## Set exercise
Show all lines holding "color".

## Exercise material
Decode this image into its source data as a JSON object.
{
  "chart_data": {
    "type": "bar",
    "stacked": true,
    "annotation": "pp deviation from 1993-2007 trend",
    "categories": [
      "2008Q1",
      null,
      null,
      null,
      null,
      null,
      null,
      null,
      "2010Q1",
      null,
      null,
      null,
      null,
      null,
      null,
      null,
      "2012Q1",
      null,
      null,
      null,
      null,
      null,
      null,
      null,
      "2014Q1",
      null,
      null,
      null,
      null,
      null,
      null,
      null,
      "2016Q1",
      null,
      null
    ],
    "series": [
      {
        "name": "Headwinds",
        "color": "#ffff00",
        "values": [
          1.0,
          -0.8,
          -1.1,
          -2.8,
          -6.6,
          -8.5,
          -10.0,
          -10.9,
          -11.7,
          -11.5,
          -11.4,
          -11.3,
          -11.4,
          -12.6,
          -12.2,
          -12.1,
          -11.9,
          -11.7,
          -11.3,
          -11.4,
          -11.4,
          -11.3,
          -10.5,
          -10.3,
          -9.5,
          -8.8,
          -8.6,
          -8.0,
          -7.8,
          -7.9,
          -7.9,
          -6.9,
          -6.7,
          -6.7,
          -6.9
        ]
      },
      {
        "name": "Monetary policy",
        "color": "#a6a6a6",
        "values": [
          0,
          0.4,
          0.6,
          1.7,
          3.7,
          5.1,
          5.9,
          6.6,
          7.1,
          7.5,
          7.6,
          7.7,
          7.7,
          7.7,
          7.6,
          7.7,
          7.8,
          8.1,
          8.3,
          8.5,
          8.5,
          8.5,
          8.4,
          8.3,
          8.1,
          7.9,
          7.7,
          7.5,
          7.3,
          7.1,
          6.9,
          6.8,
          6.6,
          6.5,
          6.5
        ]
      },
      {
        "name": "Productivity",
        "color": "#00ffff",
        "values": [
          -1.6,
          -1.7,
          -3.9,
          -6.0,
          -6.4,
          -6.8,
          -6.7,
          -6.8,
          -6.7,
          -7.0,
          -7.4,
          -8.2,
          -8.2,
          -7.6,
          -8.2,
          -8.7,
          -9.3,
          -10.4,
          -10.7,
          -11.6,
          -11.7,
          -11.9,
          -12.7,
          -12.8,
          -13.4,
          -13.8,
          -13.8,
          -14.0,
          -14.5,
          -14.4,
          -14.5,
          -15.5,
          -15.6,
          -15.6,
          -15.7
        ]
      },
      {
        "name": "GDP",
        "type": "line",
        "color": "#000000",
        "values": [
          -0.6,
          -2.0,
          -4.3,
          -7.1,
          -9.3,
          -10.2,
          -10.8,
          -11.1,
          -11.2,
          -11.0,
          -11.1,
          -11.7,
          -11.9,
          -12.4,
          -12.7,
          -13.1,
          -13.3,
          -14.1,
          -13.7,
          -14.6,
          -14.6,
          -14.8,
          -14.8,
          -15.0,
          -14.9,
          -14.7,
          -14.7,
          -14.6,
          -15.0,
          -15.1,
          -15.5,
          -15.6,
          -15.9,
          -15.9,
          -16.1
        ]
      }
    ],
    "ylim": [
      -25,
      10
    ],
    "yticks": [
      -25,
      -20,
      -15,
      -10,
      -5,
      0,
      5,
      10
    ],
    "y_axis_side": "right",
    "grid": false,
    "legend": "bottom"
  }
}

## Task answer
        "color": "#ffff00",
        "color": "#a6a6a6",
        "color": "#00ffff",
        "color": "#000000",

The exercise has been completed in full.